*Items*.

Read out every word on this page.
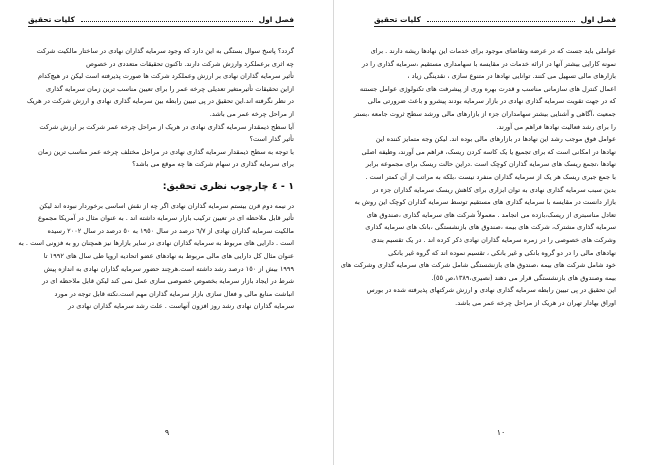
فصل اول
کلیات تحقیق
گردد؟ پاسخ سوال بستگی به این دارد که وجود سرمایه گذاران نهادی در ساختار مالکیت شرکت
چه اثری برعملکرد وارزش شرکت دارند. تاکنون تحقیقات متعددی در خصوص
تأثیر سرمایه گذاران نهادی بر ارزش وعملکرد شرکت ها صورت پذیرفته است لیکن در هیچ‌کدام
ازاین تحقیقات تأثیرمتغیر تعدیلی چرخه عمر را برای تعیین مناسب ترین زمان سرمایه گذاری
در نظر نگرفته اند.این تحقیق در پی تبیین رابطه بین سرمایه گذاری نهادی و ارزش شرکت در هریک
از مراحل چرخه عمر می باشد.
آیا سطح ذیمقدار سرمایه گذاری نهادی در هریک از مراحل چرخه عمر شرکت بر ارزش شرکت
تأثیر گذار است؟
با توجه به سطح ذیمقدار سرمایه گذاری نهادی در مراحل مختلف چرخه عمر مناسب ترین زمان
برای سرمایه گذاری در سهام شرکت ها چه موقع می باشد؟
١ - ٤ چارچوب نظری تحقیق:
در نیمه دوم قرن بیستم سرمایه گذاران نهادی اگر چه از نقش اساسی برخوردار نبوده اند لیکن
تأثیر قابل ملاحظه ای در تعیین ترکیب بازار سرمایه داشته اند . به عنوان مثال در آمریکا مجموع
مالکیت سرمایه گذاران نهادی از ٦/٧ درصد در سال ١٩٥٠ به ٥٠ درصد در سال ٢٠٠٢ رسیده
است . دارایی های مربوط به سرمایه گذاران نهادی در سایر بازارها نیز همچنان رو به فزونی است . به
عنوان مثال کل دارایی های مالی مربوط به نهادهای عضو اتحادیه اروپا طی سال های ١٩٩٢ تا
١٩٩٩ بیش از ١٥٠ درصد رشد داشته است.هرچند حضور سرمایه گذاران نهادی به اندازه پیش
شرط در ایجاد بازار سرمایه بخصوص خصوصی سازی عمل نمی کند لیکن قابل ملاحظه ای در
انباشت منابع مالی و فعال سازی بازار سرمایه گذاران مهم است.نکته قابل توجه در مورد
سرمایه گذاران نهادی رشد روز افزون آنهاست . علت رشد سرمایه گذاران نهادی در
٩
فصل اول
کلیات تحقیق
عواملی باید جست که در عرضه وتقاضای موجود برای خدمات این نهادها ریشه دارند . برای
نمونه کارایی بیشتر آنها در ارائه خدمات در مقایسه با سهامداری مستقیم ،سرمایه گذاری را در
بازارهای مالی تسهیل می کنند. توانایی نهادها در متنوع سازی ، نقدینگی زیاد ،
اعمال کنترل های سازمانی مناسب و قدرت بهره وری از پیشرفت های تکنولوژی عوامل جستنه
که در جهت تقویت سرمایه گذاری نهادی در بازار سرمایه بودند پیشرو و باعث ضرورتی مالی
جمعیت ،آگاهی و آشنایی بیشتر سهامداران جزء از بازارهای مالی ورشد سطح ثروت جامعه ،بستر
را برای رشد فعالیت نهادها فراهم می آورند.
عوامل فوق موجب رشد این نهادها در بازارهای مالی بوده اند. لیکن وجه متمایز کننده این
نهادها در امکانی است که برای تجمیع یا یک کاسه کردن ریسک، فراهم می آورند، وظیفه اصلی
نهادها ،تجمع ریسک های سرمایه گذاران کوچک است .دراین حالت ریسک برای مجموعه برابر
با جمع جبری ریسک هر یک از سرمایه گذاران منفرد نیست ،بلکه به مراتب از آن کمتر است .
بدین سبب سرمایه گذاری نهادی به توان ابزاری برای کاهش ریسک سرمایه گذاران جزء در
بازار دانست در مقایسه با سرمایه گذاری های مستقیم توسط سرمایه گذاران کوچک این روش به
تعادل مناسبتری از ریسک،بازده می انجامد . معمولاً شرکت های سرمایه گذاری ،صندوق های
سرمایه گذاری مشترک، شرکت های بیمه ،صندوق های بازنشستگی ،بانک های سرمایه گذاری
وشرکت های خصوصی را در زمره سرمایه گذاران نهادی ذکر کرده اند . در یک تقسیم بندی
نهادهای مالی را در دو گروه بانکی و غیر بانکی ، تقسیم نموده اند که گروه غیر بانکی
خود شامل شرکت های بیمه ،صندوق های بازنشستگی شامل شرکت های سرمایه گذاری وشرکت های
بیمه وصندوق های بازنشستگی قرار می دهند (نصیری،١٣٨٩،ص ٥٥).
این تحقیق در پی تبیین رابطه سرمایه گذاری نهادی و ارزش شرکتهای پذیرفته شده در بورس
اوراق بهادار تهران در هریک از مراحل چرخه عمر می باشد.
١٠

*Task to complete*. Point out every line holding the string "فراهم" and copy it.

*Reply*.
را برای رشد فعالیت نهادها فراهم می آورند.
نهادها در امکانی است که برای تجمیع یا یک کاسه کردن ریسک، فراهم می آورند، وظیفه اصلی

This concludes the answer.